Source records
========

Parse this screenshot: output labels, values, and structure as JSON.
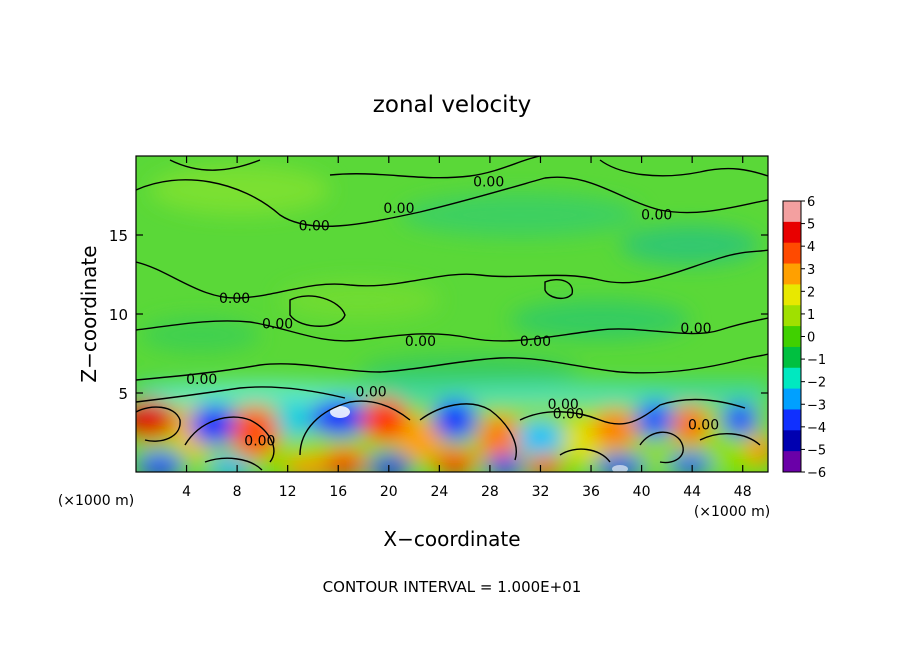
{
  "chart_data": {
    "type": "heatmap",
    "title": "zonal velocity",
    "xlabel": "X−coordinate",
    "ylabel": "Z−coordinate",
    "x_unit_label_left": "(×1000 m)",
    "x_unit_label_right": "(×1000 m)",
    "footer": "CONTOUR INTERVAL = 1.000E+01",
    "xlim": [
      0,
      50
    ],
    "ylim": [
      0,
      20
    ],
    "x_ticks": [
      4,
      8,
      12,
      16,
      20,
      24,
      28,
      32,
      36,
      40,
      44,
      48
    ],
    "y_ticks": [
      5,
      10,
      15
    ],
    "grid": false,
    "colorbar": {
      "range": [
        -6,
        6
      ],
      "tick_labels": [
        "6",
        "5",
        "4",
        "3",
        "2",
        "1",
        "0",
        "−1",
        "−2",
        "−3",
        "−4",
        "−5",
        "−6"
      ],
      "colors": [
        "#f3a0a0",
        "#e80000",
        "#ff4a00",
        "#ffa000",
        "#e8e800",
        "#a0e000",
        "#40d000",
        "#00c040",
        "#00e8c0",
        "#00a0ff",
        "#1030ff",
        "#0000b0",
        "#6a00a8"
      ]
    },
    "contour_labels": [
      {
        "text": "0.00",
        "x": 27.9,
        "y": 18.4
      },
      {
        "text": "0.00",
        "x": 14.1,
        "y": 15.6
      },
      {
        "text": "0.00",
        "x": 20.8,
        "y": 16.7
      },
      {
        "text": "0.00",
        "x": 41.2,
        "y": 16.3
      },
      {
        "text": "0.00",
        "x": 7.8,
        "y": 11.0
      },
      {
        "text": "0.00",
        "x": 11.2,
        "y": 9.4
      },
      {
        "text": "0.00",
        "x": 22.5,
        "y": 8.3
      },
      {
        "text": "0.00",
        "x": 31.6,
        "y": 8.3
      },
      {
        "text": "0.00",
        "x": 44.3,
        "y": 9.1
      },
      {
        "text": "0.00",
        "x": 5.2,
        "y": 5.9
      },
      {
        "text": "0.00",
        "x": 18.6,
        "y": 5.1
      },
      {
        "text": "0.00",
        "x": 33.8,
        "y": 4.3
      },
      {
        "text": "0.00",
        "x": 34.2,
        "y": 3.7
      },
      {
        "text": "0.00",
        "x": 9.8,
        "y": 2.0
      },
      {
        "text": "0.00",
        "x": 44.9,
        "y": 3.0
      }
    ]
  }
}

========

REQUIREMENTS
Copy every entry exactly as written. Pictures are excluded.

EXERCISE SOLUTION
Parse this screenshot: output labels, values, and structure as JSON.
{
  "chart_data": {
    "type": "heatmap",
    "title": "zonal velocity",
    "xlabel": "X−coordinate",
    "ylabel": "Z−coordinate",
    "x_unit_label_left": "(×1000 m)",
    "x_unit_label_right": "(×1000 m)",
    "footer": "CONTOUR INTERVAL = 1.000E+01",
    "xlim": [
      0,
      50
    ],
    "ylim": [
      0,
      20
    ],
    "x_ticks": [
      4,
      8,
      12,
      16,
      20,
      24,
      28,
      32,
      36,
      40,
      44,
      48
    ],
    "y_ticks": [
      5,
      10,
      15
    ],
    "grid": false,
    "colorbar": {
      "range": [
        -6,
        6
      ],
      "tick_labels": [
        "6",
        "5",
        "4",
        "3",
        "2",
        "1",
        "0",
        "−1",
        "−2",
        "−3",
        "−4",
        "−5",
        "−6"
      ],
      "colors": [
        "#f3a0a0",
        "#e80000",
        "#ff4a00",
        "#ffa000",
        "#e8e800",
        "#a0e000",
        "#40d000",
        "#00c040",
        "#00e8c0",
        "#00a0ff",
        "#1030ff",
        "#0000b0",
        "#6a00a8"
      ]
    },
    "contour_labels": [
      {
        "text": "0.00",
        "x": 27.9,
        "y": 18.4
      },
      {
        "text": "0.00",
        "x": 14.1,
        "y": 15.6
      },
      {
        "text": "0.00",
        "x": 20.8,
        "y": 16.7
      },
      {
        "text": "0.00",
        "x": 41.2,
        "y": 16.3
      },
      {
        "text": "0.00",
        "x": 7.8,
        "y": 11.0
      },
      {
        "text": "0.00",
        "x": 11.2,
        "y": 9.4
      },
      {
        "text": "0.00",
        "x": 22.5,
        "y": 8.3
      },
      {
        "text": "0.00",
        "x": 31.6,
        "y": 8.3
      },
      {
        "text": "0.00",
        "x": 44.3,
        "y": 9.1
      },
      {
        "text": "0.00",
        "x": 5.2,
        "y": 5.9
      },
      {
        "text": "0.00",
        "x": 18.6,
        "y": 5.1
      },
      {
        "text": "0.00",
        "x": 33.8,
        "y": 4.3
      },
      {
        "text": "0.00",
        "x": 34.2,
        "y": 3.7
      },
      {
        "text": "0.00",
        "x": 9.8,
        "y": 2.0
      },
      {
        "text": "0.00",
        "x": 44.9,
        "y": 3.0
      }
    ]
  }
}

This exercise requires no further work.